** start RECORDS SUPPLIED **

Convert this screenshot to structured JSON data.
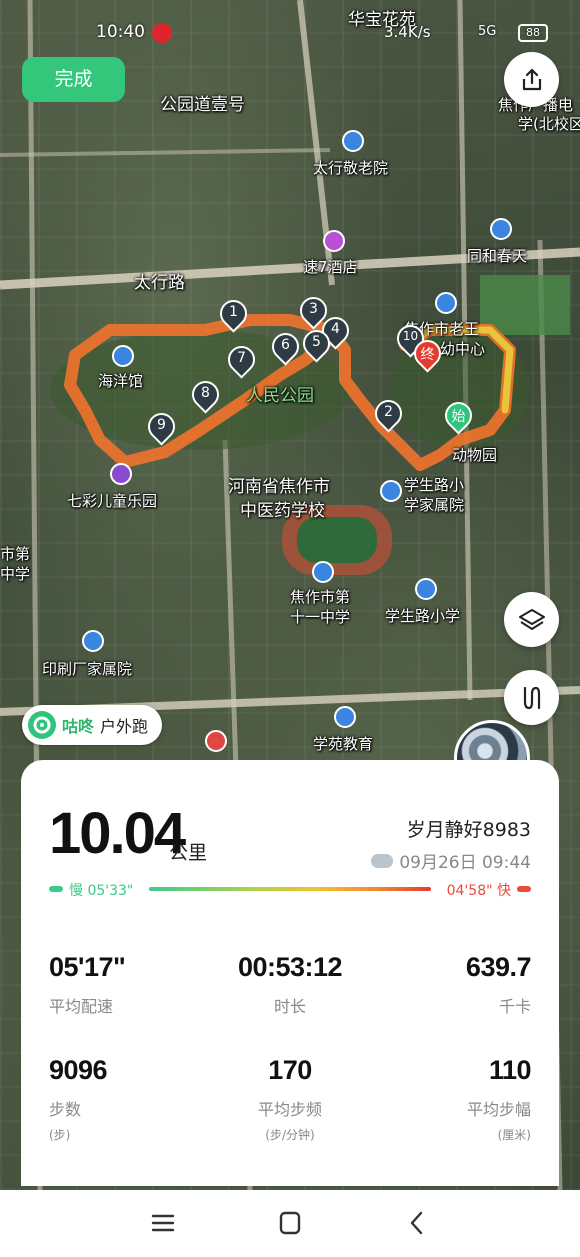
{
  "status_bar": {
    "time": "10:40",
    "net_speed": "3.4K/s",
    "signal": "5G",
    "battery": "88"
  },
  "header": {
    "done_label": "完成",
    "share_icon": "share-icon"
  },
  "map": {
    "labels": {
      "huabao": "华宝花苑",
      "gongyuan_road": "公园道壹号",
      "taihang_elder": "太行敬老院",
      "hotel": "速7酒店",
      "tonghe": "同和春天",
      "taihang_road": "太行路",
      "ocean": "海洋馆",
      "people_park": "人民公园",
      "jiaozuo_zoo": "焦作市老王",
      "zoo_tail": "动物园",
      "school_pre": "幼中心",
      "qicai": "七彩儿童乐园",
      "hospital_school_1": "河南省焦作市",
      "hospital_school_2": "中医药学校",
      "xuesheng_1": "学生路小",
      "xuesheng_2": "学家属院",
      "jiaozuo_11_1": "焦作市第",
      "jiaozuo_11_2": "十一中学",
      "xuesheng_primary": "学生路小学",
      "printing": "印刷厂家属院",
      "xueyuan": "学苑教育",
      "left_school_1": "市第",
      "left_school_2": "中学",
      "broadcast_1": "焦作广播电",
      "broadcast_2": "学(北校区",
      "start_label": "始",
      "end_label": "终"
    },
    "route_markers": [
      "1",
      "2",
      "3",
      "4",
      "5",
      "6",
      "7",
      "8",
      "9",
      "10"
    ]
  },
  "side_buttons": {
    "layers_icon": "layers-icon",
    "pace_curve_icon": "pace-curve-icon"
  },
  "brand": {
    "name": "咕咚",
    "activity_type": "户外跑"
  },
  "summary": {
    "distance": "10.04",
    "distance_unit": "公里",
    "username": "岁月静好8983",
    "date_time": "09月26日 09:44",
    "pace_slow_label": "慢 05'33\"",
    "pace_fast_label": "04'58\" 快",
    "stats": [
      {
        "value": "05'17\"",
        "label": "平均配速",
        "unit": ""
      },
      {
        "value": "00:53:12",
        "label": "时长",
        "unit": ""
      },
      {
        "value": "639.7",
        "label": "千卡",
        "unit": ""
      },
      {
        "value": "9096",
        "label": "步数",
        "unit": "(步)"
      },
      {
        "value": "170",
        "label": "平均步频",
        "unit": "(步/分钟)"
      },
      {
        "value": "110",
        "label": "平均步幅",
        "unit": "(厘米)"
      }
    ]
  },
  "nav_bar": {
    "menu_icon": "menu-icon",
    "home_icon": "home-icon",
    "back_icon": "back-icon"
  }
}
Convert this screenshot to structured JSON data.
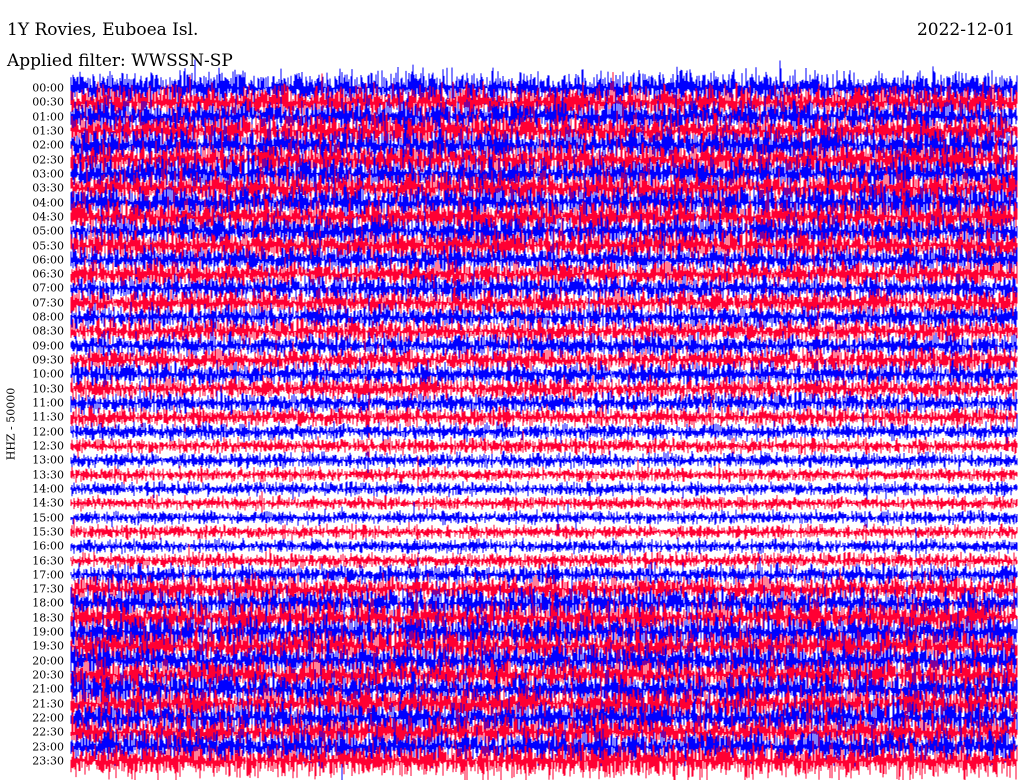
{
  "header": {
    "title": "1Y Rovies, Euboea Isl.",
    "date": "2022-12-01",
    "filter": "Applied filter: WWSSN-SP"
  },
  "chart_data": {
    "type": "line",
    "subtype": "helicorder",
    "title": "1Y Rovies, Euboea Isl.",
    "ylabel": "HHZ - 50000",
    "xlabel": "",
    "row_labels": [
      "00:00",
      "00:30",
      "01:00",
      "01:30",
      "02:00",
      "02:30",
      "03:00",
      "03:30",
      "04:00",
      "04:30",
      "05:00",
      "05:30",
      "06:00",
      "06:30",
      "07:00",
      "07:30",
      "08:00",
      "08:30",
      "09:00",
      "09:30",
      "10:00",
      "10:30",
      "11:00",
      "11:30",
      "12:00",
      "12:30",
      "13:00",
      "13:30",
      "14:00",
      "14:30",
      "15:00",
      "15:30",
      "16:00",
      "16:30",
      "17:00",
      "17:30",
      "18:00",
      "18:30",
      "19:00",
      "19:30",
      "20:00",
      "20:30",
      "21:00",
      "21:30",
      "22:00",
      "22:30",
      "23:00",
      "23:30"
    ],
    "relative_amplitude": [
      1.0,
      1.0,
      1.0,
      1.0,
      1.0,
      1.0,
      1.0,
      1.0,
      1.0,
      1.0,
      0.9,
      0.9,
      0.8,
      0.8,
      0.75,
      0.75,
      0.7,
      0.7,
      0.7,
      0.7,
      0.7,
      0.65,
      0.6,
      0.6,
      0.5,
      0.45,
      0.45,
      0.4,
      0.4,
      0.4,
      0.4,
      0.4,
      0.4,
      0.45,
      0.6,
      0.8,
      0.9,
      1.0,
      1.0,
      1.0,
      1.0,
      1.0,
      1.0,
      1.0,
      1.0,
      1.0,
      1.0,
      1.0
    ],
    "series_colors": [
      "#0000ff",
      "#ff0033"
    ]
  }
}
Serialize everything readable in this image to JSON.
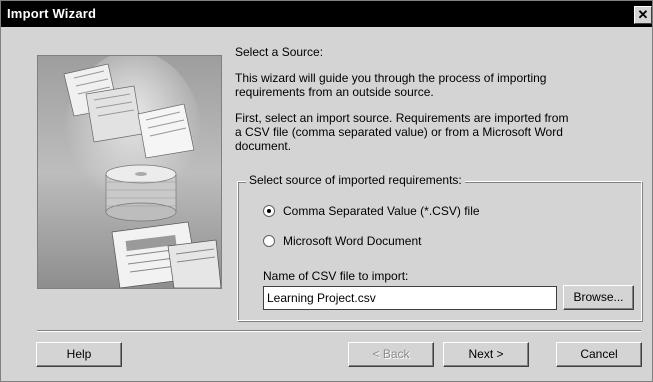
{
  "window": {
    "title": "Import Wizard",
    "close_glyph": "✕"
  },
  "content": {
    "heading": "Select a Source:",
    "intro_line1": "This wizard will guide you through the process of importing",
    "intro_line2": "requirements from an outside source.",
    "instr_line1": "First, select an import source. Requirements are imported from",
    "instr_line2": "a CSV file (comma separated value) or from a Microsoft Word",
    "instr_line3": "document."
  },
  "source_group": {
    "legend": "Select source of imported requirements:",
    "options": [
      {
        "label": "Comma Separated Value (*.CSV) file",
        "checked": true
      },
      {
        "label": "Microsoft Word Document",
        "checked": false
      }
    ],
    "file_label": "Name of CSV file to import:",
    "file_value": "Learning Project.csv",
    "browse_label": "Browse..."
  },
  "buttons": {
    "help": "Help",
    "back": "< Back",
    "next": "Next >",
    "cancel": "Cancel"
  },
  "icons": {
    "close": "close-icon",
    "radio": "radio-icon"
  },
  "colors": {
    "titlebar": "#000000",
    "face": "#d4d4d4"
  }
}
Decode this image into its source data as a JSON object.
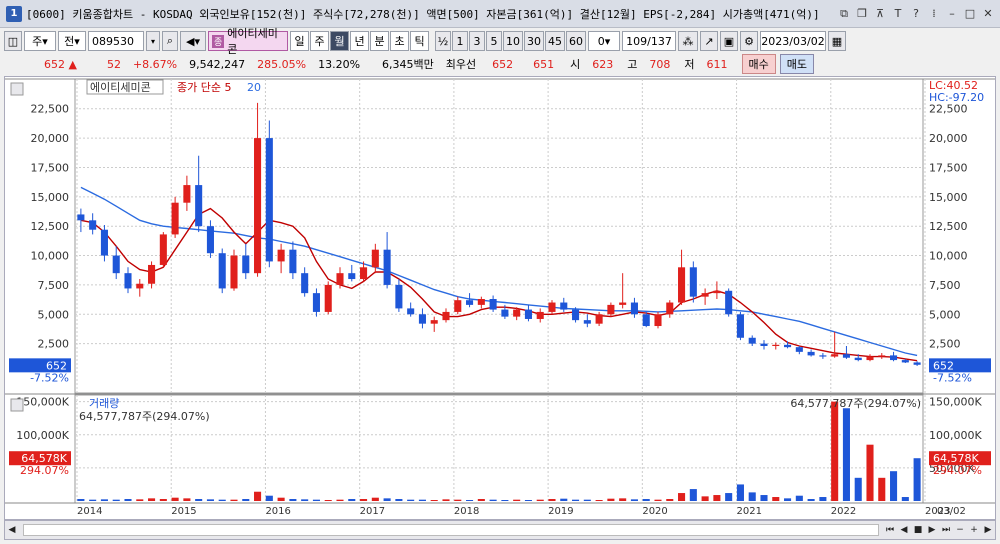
{
  "window": {
    "badge": "1",
    "title": "[0600] 키움종합차트 - KOSDAQ 외국인보유[152(천)] 주식수[72,278(천)] 액면[500] 자본금[361(억)] 결산[12월] EPS[-2,284] 시가총액[471(억)]"
  },
  "toolbar": {
    "period_mode": "주",
    "prev_label": "전",
    "code": "089530",
    "stock_name": "에이티세미콘",
    "stock_icon": "종",
    "periods": [
      "일",
      "주",
      "월",
      "년",
      "분",
      "초",
      "틱"
    ],
    "active_period": "월",
    "intervals": [
      "½",
      "1",
      "3",
      "5",
      "10",
      "30",
      "45",
      "60"
    ],
    "count_value": "0",
    "page": "109/137",
    "date": "2023/03/02"
  },
  "quote": {
    "price": "652",
    "arrow": "▲",
    "change": "52",
    "change_pct": "+8.67%",
    "volume": "9,542,247",
    "vol_ratio": "285.05%",
    "turnover": "13.20%",
    "amount": "6,345백만",
    "best_label": "최우선",
    "best_ask": "652",
    "best_bid": "651",
    "open_label": "시",
    "open": "623",
    "high_label": "고",
    "high": "708",
    "low_label": "저",
    "low": "611",
    "buy_label": "매수",
    "sell_label": "매도"
  },
  "chart": {
    "price_legend_name": "에이티세미콘",
    "price_legend_ma_label": "종가 단순 5",
    "price_legend_ma20": "20",
    "lc_label": "LC:40.52",
    "hc_label": "HC:-97.20",
    "price_ticks": [
      "22,500",
      "20,000",
      "17,500",
      "15,000",
      "12,500",
      "10,000",
      "7,500",
      "5,000",
      "2,500"
    ],
    "cur_price_tag": "652",
    "cur_price_pct": "-7.52%",
    "volume_legend": "거래량",
    "volume_current": "64,577,787주(294.07%)",
    "volume_ticks": [
      "150,000K",
      "100,000K",
      "50,000K"
    ],
    "vol_tag": "64,578K",
    "vol_pct": "294.07%",
    "year_labels": [
      "2014",
      "2015",
      "2016",
      "2017",
      "2018",
      "2019",
      "2020",
      "2021",
      "2022",
      "2023"
    ],
    "right_date": "03/02"
  },
  "colors": {
    "up": "#e0201c",
    "down": "#1e56d8",
    "ma5": "#c00000",
    "ma20": "#2b6be0"
  },
  "chart_data": {
    "type": "candlestick",
    "ylim": [
      0,
      23500
    ],
    "volume_ylim": [
      0,
      160000
    ],
    "volume_unit": "K",
    "candles": [
      [
        0,
        13500,
        14000,
        12000,
        13000
      ],
      [
        1,
        13000,
        13600,
        11800,
        12200
      ],
      [
        2,
        12200,
        12600,
        9500,
        10000
      ],
      [
        3,
        10000,
        10800,
        8000,
        8500
      ],
      [
        4,
        8500,
        9000,
        6800,
        7200
      ],
      [
        5,
        7200,
        8000,
        6500,
        7600
      ],
      [
        6,
        7600,
        9500,
        7200,
        9200
      ],
      [
        7,
        9200,
        12000,
        9000,
        11800
      ],
      [
        8,
        11800,
        15000,
        11500,
        14500
      ],
      [
        9,
        14500,
        16800,
        13800,
        16000
      ],
      [
        10,
        16000,
        18500,
        12000,
        12500
      ],
      [
        11,
        12500,
        13000,
        9800,
        10200
      ],
      [
        12,
        10200,
        10600,
        6800,
        7200
      ],
      [
        13,
        7200,
        10500,
        7000,
        10000
      ],
      [
        14,
        10000,
        11000,
        8000,
        8500
      ],
      [
        15,
        8500,
        23000,
        8200,
        20000
      ],
      [
        16,
        20000,
        21500,
        9000,
        9500
      ],
      [
        17,
        9500,
        11000,
        8500,
        10500
      ],
      [
        18,
        10500,
        11200,
        8000,
        8500
      ],
      [
        19,
        8500,
        9000,
        6500,
        6800
      ],
      [
        20,
        6800,
        7200,
        4800,
        5200
      ],
      [
        21,
        5200,
        7800,
        5000,
        7500
      ],
      [
        22,
        7500,
        9000,
        7200,
        8500
      ],
      [
        23,
        8500,
        9200,
        7800,
        8000
      ],
      [
        24,
        8000,
        9500,
        7800,
        9000
      ],
      [
        25,
        9000,
        11000,
        8500,
        10500
      ],
      [
        26,
        10500,
        12000,
        7200,
        7500
      ],
      [
        27,
        7500,
        8000,
        5200,
        5500
      ],
      [
        28,
        5500,
        6000,
        4800,
        5000
      ],
      [
        29,
        5000,
        5500,
        3800,
        4200
      ],
      [
        30,
        4200,
        4800,
        3500,
        4500
      ],
      [
        31,
        4500,
        5500,
        4300,
        5200
      ],
      [
        32,
        5200,
        6500,
        5000,
        6200
      ],
      [
        33,
        6200,
        6800,
        5600,
        5800
      ],
      [
        34,
        5800,
        6500,
        5500,
        6300
      ],
      [
        35,
        6300,
        6600,
        5200,
        5400
      ],
      [
        36,
        5400,
        5800,
        4600,
        4800
      ],
      [
        37,
        4800,
        5600,
        4500,
        5400
      ],
      [
        38,
        5400,
        5800,
        4400,
        4600
      ],
      [
        39,
        4600,
        5500,
        4300,
        5200
      ],
      [
        40,
        5200,
        6200,
        5000,
        6000
      ],
      [
        41,
        6000,
        6400,
        5200,
        5400
      ],
      [
        42,
        5400,
        5600,
        4300,
        4500
      ],
      [
        43,
        4500,
        5000,
        3900,
        4200
      ],
      [
        44,
        4200,
        5200,
        4000,
        5000
      ],
      [
        45,
        5000,
        6000,
        4800,
        5800
      ],
      [
        46,
        5800,
        8500,
        5500,
        6000
      ],
      [
        47,
        6000,
        6400,
        4700,
        5000
      ],
      [
        48,
        5000,
        5200,
        3900,
        4000
      ],
      [
        49,
        4000,
        5200,
        3800,
        5000
      ],
      [
        50,
        5000,
        6200,
        4700,
        6000
      ],
      [
        51,
        6000,
        10500,
        5800,
        9000
      ],
      [
        52,
        9000,
        9500,
        6000,
        6500
      ],
      [
        53,
        6500,
        7200,
        5800,
        6800
      ],
      [
        54,
        6800,
        7800,
        6300,
        7000
      ],
      [
        55,
        7000,
        7200,
        4800,
        5000
      ],
      [
        56,
        5000,
        5200,
        2800,
        3000
      ],
      [
        57,
        3000,
        3200,
        2300,
        2500
      ],
      [
        58,
        2500,
        2800,
        2000,
        2300
      ],
      [
        59,
        2300,
        2600,
        2000,
        2400
      ],
      [
        60,
        2400,
        2700,
        2100,
        2200
      ],
      [
        61,
        2200,
        2300,
        1600,
        1800
      ],
      [
        62,
        1800,
        2000,
        1400,
        1500
      ],
      [
        63,
        1500,
        1700,
        1200,
        1400
      ],
      [
        64,
        1400,
        3500,
        1300,
        1600
      ],
      [
        65,
        1600,
        2300,
        1200,
        1300
      ],
      [
        66,
        1300,
        1600,
        1000,
        1100
      ],
      [
        67,
        1100,
        1600,
        1000,
        1400
      ],
      [
        68,
        1400,
        1700,
        1200,
        1500
      ],
      [
        69,
        1500,
        1800,
        1000,
        1100
      ],
      [
        70,
        1100,
        1200,
        850,
        900
      ],
      [
        71,
        900,
        1000,
        600,
        700
      ]
    ],
    "ma5": [
      13000,
      12800,
      12000,
      10800,
      9500,
      8800,
      8600,
      9000,
      10500,
      12000,
      13500,
      14000,
      13200,
      12000,
      11000,
      12000,
      13000,
      12800,
      12500,
      11500,
      9500,
      8000,
      7500,
      7200,
      7800,
      8600,
      8600,
      8000,
      7300,
      6300,
      5200,
      4800,
      4800,
      5000,
      5400,
      5600,
      5600,
      5500,
      5300,
      5000,
      5000,
      5100,
      5200,
      5100,
      4900,
      4800,
      5000,
      5200,
      5100,
      4900,
      5100,
      6000,
      6300,
      6700,
      7000,
      6700,
      6000,
      5200,
      4300,
      3300,
      2600,
      2300,
      2100,
      1900,
      1700,
      1600,
      1500,
      1400,
      1400,
      1350,
      1200,
      1050
    ],
    "ma20": [
      15800,
      15300,
      14800,
      14200,
      13600,
      13000,
      12700,
      12500,
      12400,
      12300,
      12200,
      12100,
      12000,
      11900,
      11700,
      11500,
      11400,
      11200,
      11000,
      10800,
      10500,
      10200,
      9900,
      9600,
      9300,
      9000,
      8700,
      8300,
      7900,
      7500,
      7100,
      6800,
      6500,
      6300,
      6200,
      6100,
      6000,
      5900,
      5800,
      5700,
      5600,
      5500,
      5450,
      5400,
      5350,
      5300,
      5300,
      5300,
      5250,
      5200,
      5250,
      5300,
      5350,
      5400,
      5450,
      5400,
      5300,
      5200,
      5000,
      4800,
      4600,
      4400,
      4100,
      3800,
      3500,
      3200,
      2900,
      2600,
      2300,
      2000,
      1700,
      1500
    ],
    "volume": [
      [
        0,
        3000
      ],
      [
        1,
        2000
      ],
      [
        2,
        2500
      ],
      [
        3,
        2000
      ],
      [
        4,
        3000
      ],
      [
        5,
        2500
      ],
      [
        6,
        4000
      ],
      [
        7,
        3000
      ],
      [
        8,
        5000
      ],
      [
        9,
        4000
      ],
      [
        10,
        3000
      ],
      [
        11,
        2500
      ],
      [
        12,
        2000
      ],
      [
        13,
        2000
      ],
      [
        14,
        3000
      ],
      [
        15,
        14000
      ],
      [
        16,
        8000
      ],
      [
        17,
        5000
      ],
      [
        18,
        3000
      ],
      [
        19,
        2500
      ],
      [
        20,
        2000
      ],
      [
        21,
        1500
      ],
      [
        22,
        2000
      ],
      [
        23,
        3000
      ],
      [
        24,
        3000
      ],
      [
        25,
        5000
      ],
      [
        26,
        4000
      ],
      [
        27,
        3000
      ],
      [
        28,
        2000
      ],
      [
        29,
        2000
      ],
      [
        30,
        1500
      ],
      [
        31,
        2500
      ],
      [
        32,
        2000
      ],
      [
        33,
        1500
      ],
      [
        34,
        3000
      ],
      [
        35,
        2000
      ],
      [
        36,
        1500
      ],
      [
        37,
        2000
      ],
      [
        38,
        1500
      ],
      [
        39,
        2000
      ],
      [
        40,
        3000
      ],
      [
        41,
        3500
      ],
      [
        42,
        2000
      ],
      [
        43,
        2000
      ],
      [
        44,
        1500
      ],
      [
        45,
        3500
      ],
      [
        46,
        4000
      ],
      [
        47,
        2500
      ],
      [
        48,
        3000
      ],
      [
        49,
        2000
      ],
      [
        50,
        3000
      ],
      [
        51,
        12000
      ],
      [
        52,
        18000
      ],
      [
        53,
        7000
      ],
      [
        54,
        9000
      ],
      [
        55,
        12000
      ],
      [
        56,
        25000
      ],
      [
        57,
        13000
      ],
      [
        58,
        9000
      ],
      [
        59,
        6000
      ],
      [
        60,
        4000
      ],
      [
        61,
        8000
      ],
      [
        62,
        3000
      ],
      [
        63,
        6000
      ],
      [
        64,
        150000
      ],
      [
        65,
        140000
      ],
      [
        66,
        35000
      ],
      [
        67,
        85000
      ],
      [
        68,
        35000
      ],
      [
        69,
        45000
      ],
      [
        70,
        6000
      ],
      [
        71,
        64578
      ]
    ]
  }
}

** end RECORDS SUPPLIED **

• TASK DIRECTIONS: Say how many lines of the listing above contain "에이티세미콘", with no other words.

• COMPLETED EXERCISE: 2